Written request | Below are some entries. Copy each line that holds the string "bear".

Given records |
++++++++++

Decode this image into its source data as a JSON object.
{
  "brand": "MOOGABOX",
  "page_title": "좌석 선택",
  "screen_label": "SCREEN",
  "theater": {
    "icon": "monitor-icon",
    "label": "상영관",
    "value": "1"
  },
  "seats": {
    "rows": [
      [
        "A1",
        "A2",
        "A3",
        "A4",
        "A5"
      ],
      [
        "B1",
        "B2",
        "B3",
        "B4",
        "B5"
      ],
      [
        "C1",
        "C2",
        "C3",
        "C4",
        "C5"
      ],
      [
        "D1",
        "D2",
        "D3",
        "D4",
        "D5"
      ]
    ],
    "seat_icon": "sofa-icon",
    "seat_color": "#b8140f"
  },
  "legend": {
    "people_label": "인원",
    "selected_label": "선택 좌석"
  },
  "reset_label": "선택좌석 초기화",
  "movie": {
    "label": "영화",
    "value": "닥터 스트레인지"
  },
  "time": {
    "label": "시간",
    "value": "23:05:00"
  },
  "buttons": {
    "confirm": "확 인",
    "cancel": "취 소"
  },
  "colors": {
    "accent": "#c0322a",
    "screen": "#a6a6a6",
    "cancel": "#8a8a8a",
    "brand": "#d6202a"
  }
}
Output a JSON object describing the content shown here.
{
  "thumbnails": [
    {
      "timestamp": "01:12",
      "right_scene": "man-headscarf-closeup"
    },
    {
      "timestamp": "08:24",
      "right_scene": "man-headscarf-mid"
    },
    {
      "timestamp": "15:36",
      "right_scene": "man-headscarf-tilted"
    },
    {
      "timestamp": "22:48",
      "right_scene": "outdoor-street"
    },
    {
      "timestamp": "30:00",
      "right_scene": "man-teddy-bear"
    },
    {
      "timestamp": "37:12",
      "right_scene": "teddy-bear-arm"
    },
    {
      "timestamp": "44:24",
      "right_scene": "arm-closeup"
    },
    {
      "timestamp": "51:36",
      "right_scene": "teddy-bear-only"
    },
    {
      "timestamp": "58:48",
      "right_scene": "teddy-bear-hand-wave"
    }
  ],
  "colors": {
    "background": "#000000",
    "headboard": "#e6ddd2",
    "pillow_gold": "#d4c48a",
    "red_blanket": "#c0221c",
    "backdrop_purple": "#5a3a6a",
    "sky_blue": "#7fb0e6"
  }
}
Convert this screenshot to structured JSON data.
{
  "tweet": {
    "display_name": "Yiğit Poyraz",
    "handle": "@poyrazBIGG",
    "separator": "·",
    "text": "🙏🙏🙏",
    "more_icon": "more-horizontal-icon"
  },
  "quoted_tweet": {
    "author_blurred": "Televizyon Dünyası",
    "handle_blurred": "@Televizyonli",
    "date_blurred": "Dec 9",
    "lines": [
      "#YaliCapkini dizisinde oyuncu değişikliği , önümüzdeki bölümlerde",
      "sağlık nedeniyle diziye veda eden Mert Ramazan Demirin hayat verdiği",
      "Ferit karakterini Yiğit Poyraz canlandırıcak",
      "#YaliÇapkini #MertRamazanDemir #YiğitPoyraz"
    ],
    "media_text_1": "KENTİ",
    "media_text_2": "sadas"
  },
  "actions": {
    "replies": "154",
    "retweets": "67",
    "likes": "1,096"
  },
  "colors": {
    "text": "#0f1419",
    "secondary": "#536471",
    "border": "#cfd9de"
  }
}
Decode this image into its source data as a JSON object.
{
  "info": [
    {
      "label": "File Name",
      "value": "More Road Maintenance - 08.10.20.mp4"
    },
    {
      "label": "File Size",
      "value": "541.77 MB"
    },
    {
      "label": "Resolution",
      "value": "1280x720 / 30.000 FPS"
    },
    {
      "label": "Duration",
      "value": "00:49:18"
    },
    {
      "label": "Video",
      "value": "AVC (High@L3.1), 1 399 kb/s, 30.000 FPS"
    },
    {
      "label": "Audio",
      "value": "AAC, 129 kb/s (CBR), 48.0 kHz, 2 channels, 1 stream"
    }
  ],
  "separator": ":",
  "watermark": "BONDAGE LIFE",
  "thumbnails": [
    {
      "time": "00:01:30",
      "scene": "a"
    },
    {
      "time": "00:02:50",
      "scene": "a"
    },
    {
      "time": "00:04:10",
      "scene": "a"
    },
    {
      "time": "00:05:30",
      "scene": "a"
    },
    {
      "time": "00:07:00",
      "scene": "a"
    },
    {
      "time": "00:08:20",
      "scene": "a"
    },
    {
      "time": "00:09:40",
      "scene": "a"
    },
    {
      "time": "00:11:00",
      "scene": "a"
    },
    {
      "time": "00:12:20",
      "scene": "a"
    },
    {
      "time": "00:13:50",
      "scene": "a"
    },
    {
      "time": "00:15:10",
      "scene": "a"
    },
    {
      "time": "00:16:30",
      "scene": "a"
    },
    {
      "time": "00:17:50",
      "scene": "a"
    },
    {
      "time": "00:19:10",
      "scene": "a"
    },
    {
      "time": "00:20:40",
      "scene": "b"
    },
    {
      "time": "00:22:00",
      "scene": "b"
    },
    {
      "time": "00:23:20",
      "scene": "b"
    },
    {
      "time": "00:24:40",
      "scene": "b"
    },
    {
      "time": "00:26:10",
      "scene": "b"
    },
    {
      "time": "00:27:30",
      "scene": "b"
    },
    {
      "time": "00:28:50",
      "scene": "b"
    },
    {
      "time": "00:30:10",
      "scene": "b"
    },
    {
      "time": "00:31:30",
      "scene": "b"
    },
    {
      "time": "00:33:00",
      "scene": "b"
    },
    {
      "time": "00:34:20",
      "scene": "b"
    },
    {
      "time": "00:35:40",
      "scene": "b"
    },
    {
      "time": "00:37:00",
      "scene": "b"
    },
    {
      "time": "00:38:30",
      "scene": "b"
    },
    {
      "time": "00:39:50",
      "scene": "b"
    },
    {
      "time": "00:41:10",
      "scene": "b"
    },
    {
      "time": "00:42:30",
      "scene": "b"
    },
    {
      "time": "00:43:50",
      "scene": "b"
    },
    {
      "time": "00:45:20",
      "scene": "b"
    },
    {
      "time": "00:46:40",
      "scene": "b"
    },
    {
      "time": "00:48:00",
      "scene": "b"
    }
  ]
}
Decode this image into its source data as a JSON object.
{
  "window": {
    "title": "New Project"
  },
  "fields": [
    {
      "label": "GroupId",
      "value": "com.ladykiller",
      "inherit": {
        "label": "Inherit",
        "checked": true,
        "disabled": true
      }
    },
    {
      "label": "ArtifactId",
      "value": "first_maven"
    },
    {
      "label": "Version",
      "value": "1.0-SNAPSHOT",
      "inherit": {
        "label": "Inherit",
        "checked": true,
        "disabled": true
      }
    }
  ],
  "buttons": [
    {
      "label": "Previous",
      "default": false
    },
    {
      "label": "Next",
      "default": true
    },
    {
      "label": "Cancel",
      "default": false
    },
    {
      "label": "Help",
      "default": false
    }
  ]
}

++++++++++

Task output |
      "right_scene": "man-teddy-bear"
      "right_scene": "teddy-bear-arm"
      "right_scene": "teddy-bear-only"
      "right_scene": "teddy-bear-hand-wave"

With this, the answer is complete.